Task description. Copy each record exactly as it reads, leaving out any pictures it holds.

Given data.
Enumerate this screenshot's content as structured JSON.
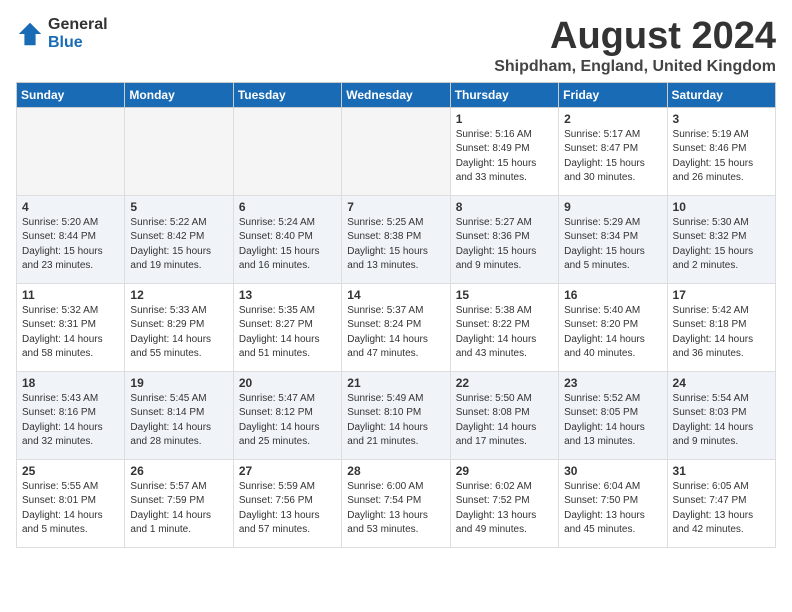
{
  "logo": {
    "general": "General",
    "blue": "Blue"
  },
  "title": "August 2024",
  "location": "Shipdham, England, United Kingdom",
  "headers": [
    "Sunday",
    "Monday",
    "Tuesday",
    "Wednesday",
    "Thursday",
    "Friday",
    "Saturday"
  ],
  "weeks": [
    [
      {
        "day": "",
        "info": ""
      },
      {
        "day": "",
        "info": ""
      },
      {
        "day": "",
        "info": ""
      },
      {
        "day": "",
        "info": ""
      },
      {
        "day": "1",
        "info": "Sunrise: 5:16 AM\nSunset: 8:49 PM\nDaylight: 15 hours\nand 33 minutes."
      },
      {
        "day": "2",
        "info": "Sunrise: 5:17 AM\nSunset: 8:47 PM\nDaylight: 15 hours\nand 30 minutes."
      },
      {
        "day": "3",
        "info": "Sunrise: 5:19 AM\nSunset: 8:46 PM\nDaylight: 15 hours\nand 26 minutes."
      }
    ],
    [
      {
        "day": "4",
        "info": "Sunrise: 5:20 AM\nSunset: 8:44 PM\nDaylight: 15 hours\nand 23 minutes."
      },
      {
        "day": "5",
        "info": "Sunrise: 5:22 AM\nSunset: 8:42 PM\nDaylight: 15 hours\nand 19 minutes."
      },
      {
        "day": "6",
        "info": "Sunrise: 5:24 AM\nSunset: 8:40 PM\nDaylight: 15 hours\nand 16 minutes."
      },
      {
        "day": "7",
        "info": "Sunrise: 5:25 AM\nSunset: 8:38 PM\nDaylight: 15 hours\nand 13 minutes."
      },
      {
        "day": "8",
        "info": "Sunrise: 5:27 AM\nSunset: 8:36 PM\nDaylight: 15 hours\nand 9 minutes."
      },
      {
        "day": "9",
        "info": "Sunrise: 5:29 AM\nSunset: 8:34 PM\nDaylight: 15 hours\nand 5 minutes."
      },
      {
        "day": "10",
        "info": "Sunrise: 5:30 AM\nSunset: 8:32 PM\nDaylight: 15 hours\nand 2 minutes."
      }
    ],
    [
      {
        "day": "11",
        "info": "Sunrise: 5:32 AM\nSunset: 8:31 PM\nDaylight: 14 hours\nand 58 minutes."
      },
      {
        "day": "12",
        "info": "Sunrise: 5:33 AM\nSunset: 8:29 PM\nDaylight: 14 hours\nand 55 minutes."
      },
      {
        "day": "13",
        "info": "Sunrise: 5:35 AM\nSunset: 8:27 PM\nDaylight: 14 hours\nand 51 minutes."
      },
      {
        "day": "14",
        "info": "Sunrise: 5:37 AM\nSunset: 8:24 PM\nDaylight: 14 hours\nand 47 minutes."
      },
      {
        "day": "15",
        "info": "Sunrise: 5:38 AM\nSunset: 8:22 PM\nDaylight: 14 hours\nand 43 minutes."
      },
      {
        "day": "16",
        "info": "Sunrise: 5:40 AM\nSunset: 8:20 PM\nDaylight: 14 hours\nand 40 minutes."
      },
      {
        "day": "17",
        "info": "Sunrise: 5:42 AM\nSunset: 8:18 PM\nDaylight: 14 hours\nand 36 minutes."
      }
    ],
    [
      {
        "day": "18",
        "info": "Sunrise: 5:43 AM\nSunset: 8:16 PM\nDaylight: 14 hours\nand 32 minutes."
      },
      {
        "day": "19",
        "info": "Sunrise: 5:45 AM\nSunset: 8:14 PM\nDaylight: 14 hours\nand 28 minutes."
      },
      {
        "day": "20",
        "info": "Sunrise: 5:47 AM\nSunset: 8:12 PM\nDaylight: 14 hours\nand 25 minutes."
      },
      {
        "day": "21",
        "info": "Sunrise: 5:49 AM\nSunset: 8:10 PM\nDaylight: 14 hours\nand 21 minutes."
      },
      {
        "day": "22",
        "info": "Sunrise: 5:50 AM\nSunset: 8:08 PM\nDaylight: 14 hours\nand 17 minutes."
      },
      {
        "day": "23",
        "info": "Sunrise: 5:52 AM\nSunset: 8:05 PM\nDaylight: 14 hours\nand 13 minutes."
      },
      {
        "day": "24",
        "info": "Sunrise: 5:54 AM\nSunset: 8:03 PM\nDaylight: 14 hours\nand 9 minutes."
      }
    ],
    [
      {
        "day": "25",
        "info": "Sunrise: 5:55 AM\nSunset: 8:01 PM\nDaylight: 14 hours\nand 5 minutes."
      },
      {
        "day": "26",
        "info": "Sunrise: 5:57 AM\nSunset: 7:59 PM\nDaylight: 14 hours\nand 1 minute."
      },
      {
        "day": "27",
        "info": "Sunrise: 5:59 AM\nSunset: 7:56 PM\nDaylight: 13 hours\nand 57 minutes."
      },
      {
        "day": "28",
        "info": "Sunrise: 6:00 AM\nSunset: 7:54 PM\nDaylight: 13 hours\nand 53 minutes."
      },
      {
        "day": "29",
        "info": "Sunrise: 6:02 AM\nSunset: 7:52 PM\nDaylight: 13 hours\nand 49 minutes."
      },
      {
        "day": "30",
        "info": "Sunrise: 6:04 AM\nSunset: 7:50 PM\nDaylight: 13 hours\nand 45 minutes."
      },
      {
        "day": "31",
        "info": "Sunrise: 6:05 AM\nSunset: 7:47 PM\nDaylight: 13 hours\nand 42 minutes."
      }
    ]
  ]
}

Response below.
Enumerate this screenshot's content as structured JSON.
{
  "logo": {
    "general": "General",
    "blue": "Blue"
  },
  "title": "August 2024",
  "location": "Shipdham, England, United Kingdom",
  "headers": [
    "Sunday",
    "Monday",
    "Tuesday",
    "Wednesday",
    "Thursday",
    "Friday",
    "Saturday"
  ],
  "weeks": [
    [
      {
        "day": "",
        "info": ""
      },
      {
        "day": "",
        "info": ""
      },
      {
        "day": "",
        "info": ""
      },
      {
        "day": "",
        "info": ""
      },
      {
        "day": "1",
        "info": "Sunrise: 5:16 AM\nSunset: 8:49 PM\nDaylight: 15 hours\nand 33 minutes."
      },
      {
        "day": "2",
        "info": "Sunrise: 5:17 AM\nSunset: 8:47 PM\nDaylight: 15 hours\nand 30 minutes."
      },
      {
        "day": "3",
        "info": "Sunrise: 5:19 AM\nSunset: 8:46 PM\nDaylight: 15 hours\nand 26 minutes."
      }
    ],
    [
      {
        "day": "4",
        "info": "Sunrise: 5:20 AM\nSunset: 8:44 PM\nDaylight: 15 hours\nand 23 minutes."
      },
      {
        "day": "5",
        "info": "Sunrise: 5:22 AM\nSunset: 8:42 PM\nDaylight: 15 hours\nand 19 minutes."
      },
      {
        "day": "6",
        "info": "Sunrise: 5:24 AM\nSunset: 8:40 PM\nDaylight: 15 hours\nand 16 minutes."
      },
      {
        "day": "7",
        "info": "Sunrise: 5:25 AM\nSunset: 8:38 PM\nDaylight: 15 hours\nand 13 minutes."
      },
      {
        "day": "8",
        "info": "Sunrise: 5:27 AM\nSunset: 8:36 PM\nDaylight: 15 hours\nand 9 minutes."
      },
      {
        "day": "9",
        "info": "Sunrise: 5:29 AM\nSunset: 8:34 PM\nDaylight: 15 hours\nand 5 minutes."
      },
      {
        "day": "10",
        "info": "Sunrise: 5:30 AM\nSunset: 8:32 PM\nDaylight: 15 hours\nand 2 minutes."
      }
    ],
    [
      {
        "day": "11",
        "info": "Sunrise: 5:32 AM\nSunset: 8:31 PM\nDaylight: 14 hours\nand 58 minutes."
      },
      {
        "day": "12",
        "info": "Sunrise: 5:33 AM\nSunset: 8:29 PM\nDaylight: 14 hours\nand 55 minutes."
      },
      {
        "day": "13",
        "info": "Sunrise: 5:35 AM\nSunset: 8:27 PM\nDaylight: 14 hours\nand 51 minutes."
      },
      {
        "day": "14",
        "info": "Sunrise: 5:37 AM\nSunset: 8:24 PM\nDaylight: 14 hours\nand 47 minutes."
      },
      {
        "day": "15",
        "info": "Sunrise: 5:38 AM\nSunset: 8:22 PM\nDaylight: 14 hours\nand 43 minutes."
      },
      {
        "day": "16",
        "info": "Sunrise: 5:40 AM\nSunset: 8:20 PM\nDaylight: 14 hours\nand 40 minutes."
      },
      {
        "day": "17",
        "info": "Sunrise: 5:42 AM\nSunset: 8:18 PM\nDaylight: 14 hours\nand 36 minutes."
      }
    ],
    [
      {
        "day": "18",
        "info": "Sunrise: 5:43 AM\nSunset: 8:16 PM\nDaylight: 14 hours\nand 32 minutes."
      },
      {
        "day": "19",
        "info": "Sunrise: 5:45 AM\nSunset: 8:14 PM\nDaylight: 14 hours\nand 28 minutes."
      },
      {
        "day": "20",
        "info": "Sunrise: 5:47 AM\nSunset: 8:12 PM\nDaylight: 14 hours\nand 25 minutes."
      },
      {
        "day": "21",
        "info": "Sunrise: 5:49 AM\nSunset: 8:10 PM\nDaylight: 14 hours\nand 21 minutes."
      },
      {
        "day": "22",
        "info": "Sunrise: 5:50 AM\nSunset: 8:08 PM\nDaylight: 14 hours\nand 17 minutes."
      },
      {
        "day": "23",
        "info": "Sunrise: 5:52 AM\nSunset: 8:05 PM\nDaylight: 14 hours\nand 13 minutes."
      },
      {
        "day": "24",
        "info": "Sunrise: 5:54 AM\nSunset: 8:03 PM\nDaylight: 14 hours\nand 9 minutes."
      }
    ],
    [
      {
        "day": "25",
        "info": "Sunrise: 5:55 AM\nSunset: 8:01 PM\nDaylight: 14 hours\nand 5 minutes."
      },
      {
        "day": "26",
        "info": "Sunrise: 5:57 AM\nSunset: 7:59 PM\nDaylight: 14 hours\nand 1 minute."
      },
      {
        "day": "27",
        "info": "Sunrise: 5:59 AM\nSunset: 7:56 PM\nDaylight: 13 hours\nand 57 minutes."
      },
      {
        "day": "28",
        "info": "Sunrise: 6:00 AM\nSunset: 7:54 PM\nDaylight: 13 hours\nand 53 minutes."
      },
      {
        "day": "29",
        "info": "Sunrise: 6:02 AM\nSunset: 7:52 PM\nDaylight: 13 hours\nand 49 minutes."
      },
      {
        "day": "30",
        "info": "Sunrise: 6:04 AM\nSunset: 7:50 PM\nDaylight: 13 hours\nand 45 minutes."
      },
      {
        "day": "31",
        "info": "Sunrise: 6:05 AM\nSunset: 7:47 PM\nDaylight: 13 hours\nand 42 minutes."
      }
    ]
  ]
}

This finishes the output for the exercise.